| PROMPT |
Look through the data below and report how many lines include "TheMaestro". Only the number should be given.

* START ITEMS *

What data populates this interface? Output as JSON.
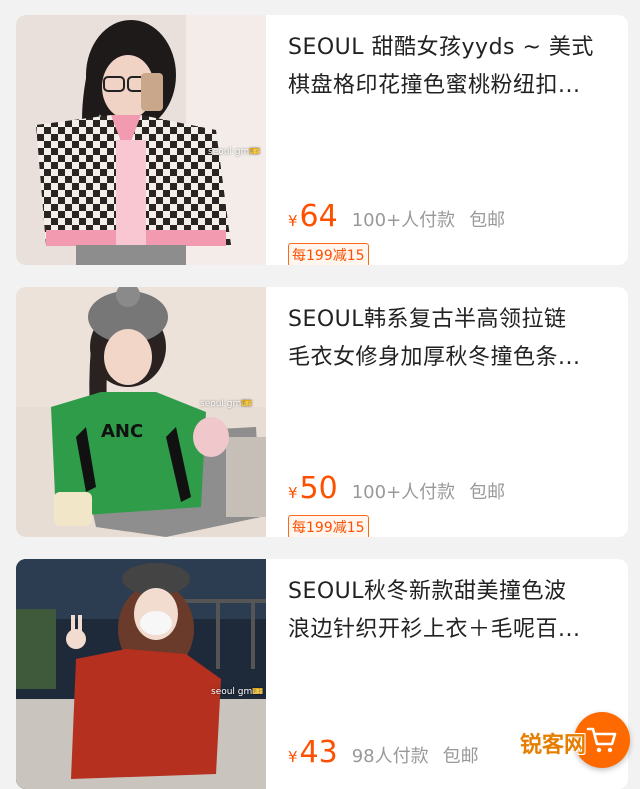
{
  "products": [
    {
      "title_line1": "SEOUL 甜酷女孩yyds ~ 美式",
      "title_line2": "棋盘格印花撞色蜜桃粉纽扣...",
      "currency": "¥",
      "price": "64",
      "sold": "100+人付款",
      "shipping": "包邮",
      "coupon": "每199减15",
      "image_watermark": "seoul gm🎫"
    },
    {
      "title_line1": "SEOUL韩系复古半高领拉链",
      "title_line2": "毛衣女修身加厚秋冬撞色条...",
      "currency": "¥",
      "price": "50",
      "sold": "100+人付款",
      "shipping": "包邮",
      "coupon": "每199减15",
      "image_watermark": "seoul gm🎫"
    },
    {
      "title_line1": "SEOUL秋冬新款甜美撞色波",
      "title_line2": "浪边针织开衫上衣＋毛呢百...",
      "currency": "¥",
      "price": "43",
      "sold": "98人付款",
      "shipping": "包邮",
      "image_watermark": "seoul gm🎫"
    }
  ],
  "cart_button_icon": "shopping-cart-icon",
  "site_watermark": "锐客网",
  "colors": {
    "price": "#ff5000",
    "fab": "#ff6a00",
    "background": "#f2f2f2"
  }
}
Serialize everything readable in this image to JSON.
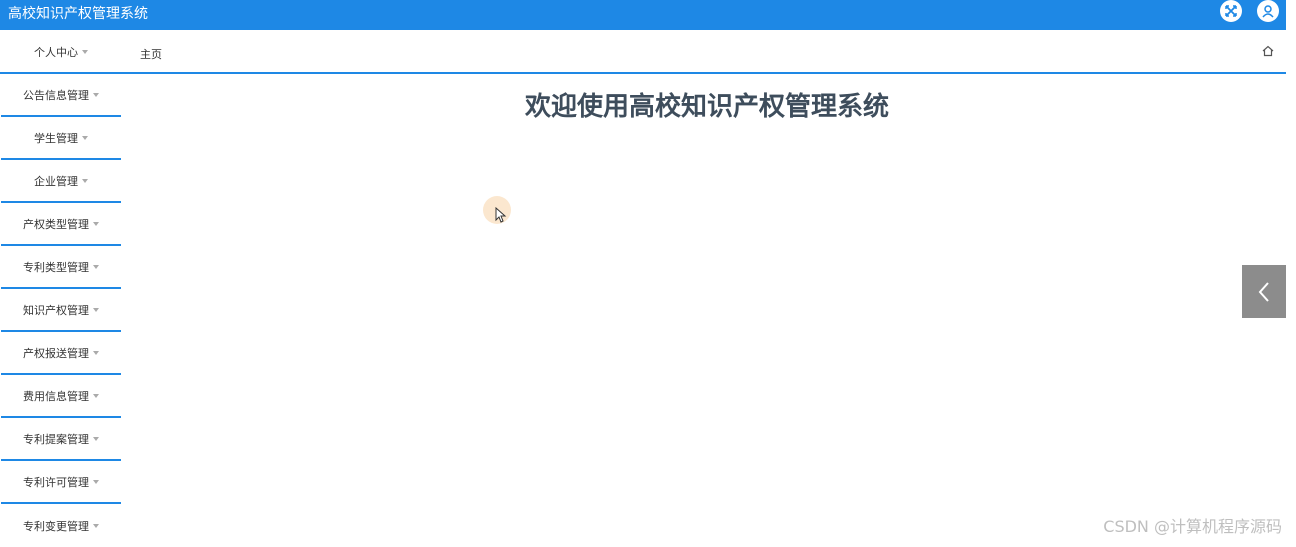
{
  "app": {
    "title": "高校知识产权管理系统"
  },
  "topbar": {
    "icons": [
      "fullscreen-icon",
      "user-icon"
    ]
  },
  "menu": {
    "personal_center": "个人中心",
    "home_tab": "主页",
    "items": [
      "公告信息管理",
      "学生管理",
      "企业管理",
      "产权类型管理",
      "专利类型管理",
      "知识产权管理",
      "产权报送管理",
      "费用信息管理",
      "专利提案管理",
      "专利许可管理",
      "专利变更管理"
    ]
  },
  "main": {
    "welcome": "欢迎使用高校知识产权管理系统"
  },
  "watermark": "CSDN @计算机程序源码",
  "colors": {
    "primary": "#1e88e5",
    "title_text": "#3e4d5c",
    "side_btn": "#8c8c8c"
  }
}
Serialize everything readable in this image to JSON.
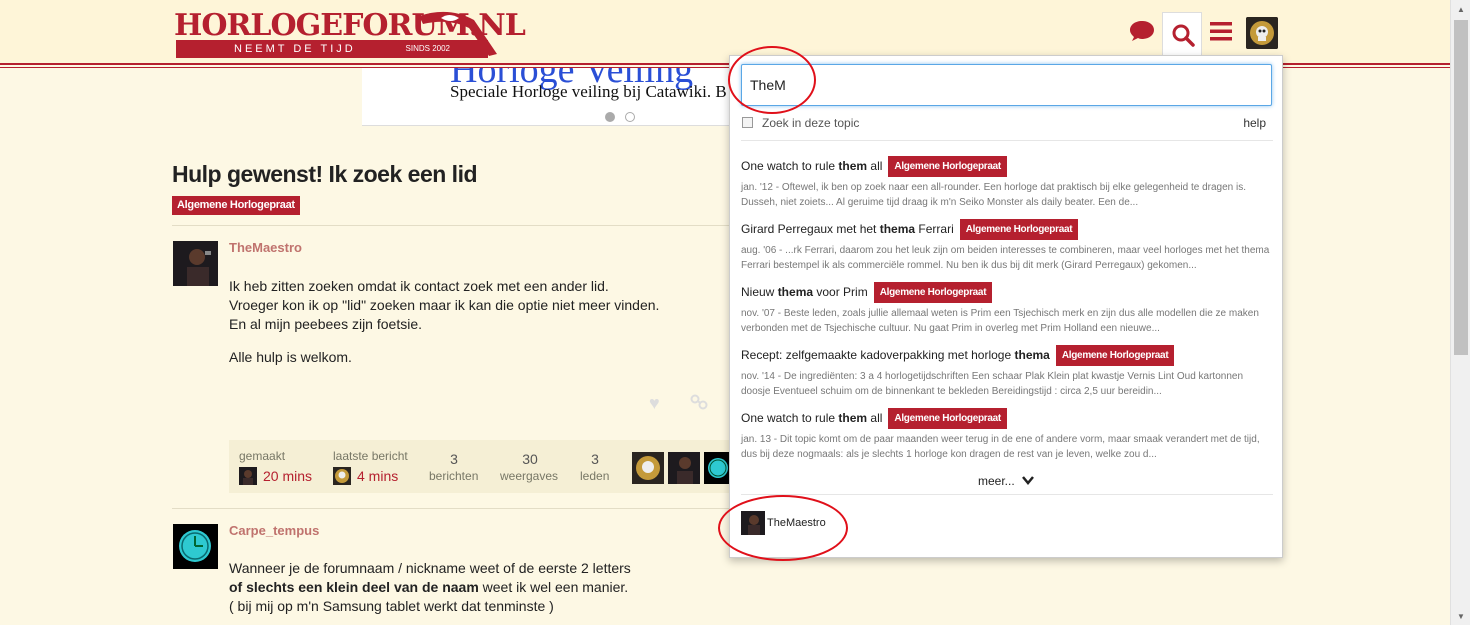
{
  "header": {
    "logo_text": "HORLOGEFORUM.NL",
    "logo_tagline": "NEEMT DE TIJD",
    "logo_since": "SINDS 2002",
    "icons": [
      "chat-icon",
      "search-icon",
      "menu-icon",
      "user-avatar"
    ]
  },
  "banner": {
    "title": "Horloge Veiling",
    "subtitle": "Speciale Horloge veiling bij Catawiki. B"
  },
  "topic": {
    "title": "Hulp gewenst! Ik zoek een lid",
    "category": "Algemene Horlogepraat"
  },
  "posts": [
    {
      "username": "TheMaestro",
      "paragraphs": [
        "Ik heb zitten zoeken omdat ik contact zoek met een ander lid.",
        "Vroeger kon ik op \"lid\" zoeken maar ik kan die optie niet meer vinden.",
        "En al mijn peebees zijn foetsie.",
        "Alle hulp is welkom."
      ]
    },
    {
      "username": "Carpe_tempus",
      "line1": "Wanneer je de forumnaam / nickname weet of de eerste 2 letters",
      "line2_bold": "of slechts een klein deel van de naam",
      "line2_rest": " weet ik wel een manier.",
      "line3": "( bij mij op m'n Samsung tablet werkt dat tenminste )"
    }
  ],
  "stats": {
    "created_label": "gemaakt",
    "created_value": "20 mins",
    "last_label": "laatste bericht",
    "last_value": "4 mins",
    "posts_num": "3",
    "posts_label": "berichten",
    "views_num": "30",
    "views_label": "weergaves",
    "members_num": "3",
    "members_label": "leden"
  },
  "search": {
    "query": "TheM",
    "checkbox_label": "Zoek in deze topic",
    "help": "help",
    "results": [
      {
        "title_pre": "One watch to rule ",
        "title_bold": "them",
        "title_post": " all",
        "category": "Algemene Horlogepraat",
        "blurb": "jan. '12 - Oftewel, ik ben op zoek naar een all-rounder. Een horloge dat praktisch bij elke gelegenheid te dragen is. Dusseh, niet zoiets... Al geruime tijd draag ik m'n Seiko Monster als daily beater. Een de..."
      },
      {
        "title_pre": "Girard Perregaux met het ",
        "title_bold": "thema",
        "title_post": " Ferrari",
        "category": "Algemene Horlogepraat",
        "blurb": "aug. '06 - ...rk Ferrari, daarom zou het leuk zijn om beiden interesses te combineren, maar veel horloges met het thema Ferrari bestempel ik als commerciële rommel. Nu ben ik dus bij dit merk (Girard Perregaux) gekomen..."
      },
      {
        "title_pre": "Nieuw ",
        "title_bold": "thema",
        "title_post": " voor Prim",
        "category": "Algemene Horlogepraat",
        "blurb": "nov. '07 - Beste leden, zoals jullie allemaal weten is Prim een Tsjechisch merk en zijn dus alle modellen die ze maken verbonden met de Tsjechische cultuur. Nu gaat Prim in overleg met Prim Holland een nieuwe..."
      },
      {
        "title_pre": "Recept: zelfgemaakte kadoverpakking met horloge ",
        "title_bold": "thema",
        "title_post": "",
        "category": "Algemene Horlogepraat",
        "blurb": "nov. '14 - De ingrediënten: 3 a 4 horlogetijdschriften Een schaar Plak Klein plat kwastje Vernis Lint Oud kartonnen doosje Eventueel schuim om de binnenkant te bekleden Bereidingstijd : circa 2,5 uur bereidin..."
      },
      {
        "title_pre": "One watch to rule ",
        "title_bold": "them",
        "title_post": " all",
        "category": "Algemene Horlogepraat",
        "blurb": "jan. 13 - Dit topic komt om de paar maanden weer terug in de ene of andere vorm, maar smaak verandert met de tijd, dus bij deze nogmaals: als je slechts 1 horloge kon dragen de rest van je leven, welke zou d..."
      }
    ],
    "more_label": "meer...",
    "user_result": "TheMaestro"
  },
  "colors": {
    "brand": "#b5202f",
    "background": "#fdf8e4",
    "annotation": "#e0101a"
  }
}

* END ITEMS *

| IN RESPONSE |
2